- WRITTEN REQUEST
Restate each of the lines given below, word for word.
— Start of DATA FOR PROCESSING —
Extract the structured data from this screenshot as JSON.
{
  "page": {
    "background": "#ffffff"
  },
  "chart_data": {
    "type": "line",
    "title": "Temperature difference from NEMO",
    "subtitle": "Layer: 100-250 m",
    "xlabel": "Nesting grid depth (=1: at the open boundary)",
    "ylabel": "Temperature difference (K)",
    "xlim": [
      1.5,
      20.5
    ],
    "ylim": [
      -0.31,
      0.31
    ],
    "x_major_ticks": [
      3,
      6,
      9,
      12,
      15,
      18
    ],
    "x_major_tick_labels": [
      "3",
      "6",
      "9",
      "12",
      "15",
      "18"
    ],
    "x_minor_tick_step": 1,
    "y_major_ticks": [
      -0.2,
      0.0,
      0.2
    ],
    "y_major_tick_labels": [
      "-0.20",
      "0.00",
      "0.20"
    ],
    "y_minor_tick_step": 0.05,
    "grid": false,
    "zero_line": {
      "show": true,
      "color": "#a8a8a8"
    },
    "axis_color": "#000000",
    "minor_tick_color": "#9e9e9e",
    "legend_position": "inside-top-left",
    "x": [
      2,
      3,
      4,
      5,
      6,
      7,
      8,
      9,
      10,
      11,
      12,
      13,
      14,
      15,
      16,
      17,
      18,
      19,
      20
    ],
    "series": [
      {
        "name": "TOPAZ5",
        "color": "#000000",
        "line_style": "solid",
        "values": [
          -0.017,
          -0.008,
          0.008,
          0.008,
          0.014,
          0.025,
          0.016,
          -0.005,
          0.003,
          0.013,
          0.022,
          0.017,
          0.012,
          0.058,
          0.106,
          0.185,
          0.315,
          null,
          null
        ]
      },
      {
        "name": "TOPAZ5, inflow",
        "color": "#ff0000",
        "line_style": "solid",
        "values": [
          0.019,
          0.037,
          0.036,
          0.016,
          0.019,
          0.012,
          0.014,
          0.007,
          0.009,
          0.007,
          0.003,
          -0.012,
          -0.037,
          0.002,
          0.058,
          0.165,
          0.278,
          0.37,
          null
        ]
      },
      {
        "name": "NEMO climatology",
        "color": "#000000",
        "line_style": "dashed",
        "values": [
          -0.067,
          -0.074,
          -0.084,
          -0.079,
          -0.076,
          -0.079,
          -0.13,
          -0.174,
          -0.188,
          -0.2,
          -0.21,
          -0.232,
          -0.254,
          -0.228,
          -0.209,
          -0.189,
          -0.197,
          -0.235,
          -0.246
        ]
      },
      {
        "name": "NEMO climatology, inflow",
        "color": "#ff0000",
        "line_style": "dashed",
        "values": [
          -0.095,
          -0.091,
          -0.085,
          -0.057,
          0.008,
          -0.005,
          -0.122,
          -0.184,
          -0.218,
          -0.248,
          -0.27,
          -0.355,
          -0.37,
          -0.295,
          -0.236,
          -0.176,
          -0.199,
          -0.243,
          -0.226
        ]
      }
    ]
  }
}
— End of DATA FOR PROCESSING —
- FINISHED EXERCISE
Extract the structured data from this screenshot as JSON.
{
  "page": {
    "background": "#ffffff"
  },
  "chart_data": {
    "type": "line",
    "title": "Temperature difference from NEMO",
    "subtitle": "Layer: 100-250 m",
    "xlabel": "Nesting grid depth (=1: at the open boundary)",
    "ylabel": "Temperature difference (K)",
    "xlim": [
      1.5,
      20.5
    ],
    "ylim": [
      -0.31,
      0.31
    ],
    "x_major_ticks": [
      3,
      6,
      9,
      12,
      15,
      18
    ],
    "x_major_tick_labels": [
      "3",
      "6",
      "9",
      "12",
      "15",
      "18"
    ],
    "x_minor_tick_step": 1,
    "y_major_ticks": [
      -0.2,
      0.0,
      0.2
    ],
    "y_major_tick_labels": [
      "-0.20",
      "0.00",
      "0.20"
    ],
    "y_minor_tick_step": 0.05,
    "grid": false,
    "zero_line": {
      "show": true,
      "color": "#a8a8a8"
    },
    "axis_color": "#000000",
    "minor_tick_color": "#9e9e9e",
    "legend_position": "inside-top-left",
    "x": [
      2,
      3,
      4,
      5,
      6,
      7,
      8,
      9,
      10,
      11,
      12,
      13,
      14,
      15,
      16,
      17,
      18,
      19,
      20
    ],
    "series": [
      {
        "name": "TOPAZ5",
        "color": "#000000",
        "line_style": "solid",
        "values": [
          -0.017,
          -0.008,
          0.008,
          0.008,
          0.014,
          0.025,
          0.016,
          -0.005,
          0.003,
          0.013,
          0.022,
          0.017,
          0.012,
          0.058,
          0.106,
          0.185,
          0.315,
          null,
          null
        ]
      },
      {
        "name": "TOPAZ5, inflow",
        "color": "#ff0000",
        "line_style": "solid",
        "values": [
          0.019,
          0.037,
          0.036,
          0.016,
          0.019,
          0.012,
          0.014,
          0.007,
          0.009,
          0.007,
          0.003,
          -0.012,
          -0.037,
          0.002,
          0.058,
          0.165,
          0.278,
          0.37,
          null
        ]
      },
      {
        "name": "NEMO climatology",
        "color": "#000000",
        "line_style": "dashed",
        "values": [
          -0.067,
          -0.074,
          -0.084,
          -0.079,
          -0.076,
          -0.079,
          -0.13,
          -0.174,
          -0.188,
          -0.2,
          -0.21,
          -0.232,
          -0.254,
          -0.228,
          -0.209,
          -0.189,
          -0.197,
          -0.235,
          -0.246
        ]
      },
      {
        "name": "NEMO climatology, inflow",
        "color": "#ff0000",
        "line_style": "dashed",
        "values": [
          -0.095,
          -0.091,
          -0.085,
          -0.057,
          0.008,
          -0.005,
          -0.122,
          -0.184,
          -0.218,
          -0.248,
          -0.27,
          -0.355,
          -0.37,
          -0.295,
          -0.236,
          -0.176,
          -0.199,
          -0.243,
          -0.226
        ]
      }
    ]
  }
}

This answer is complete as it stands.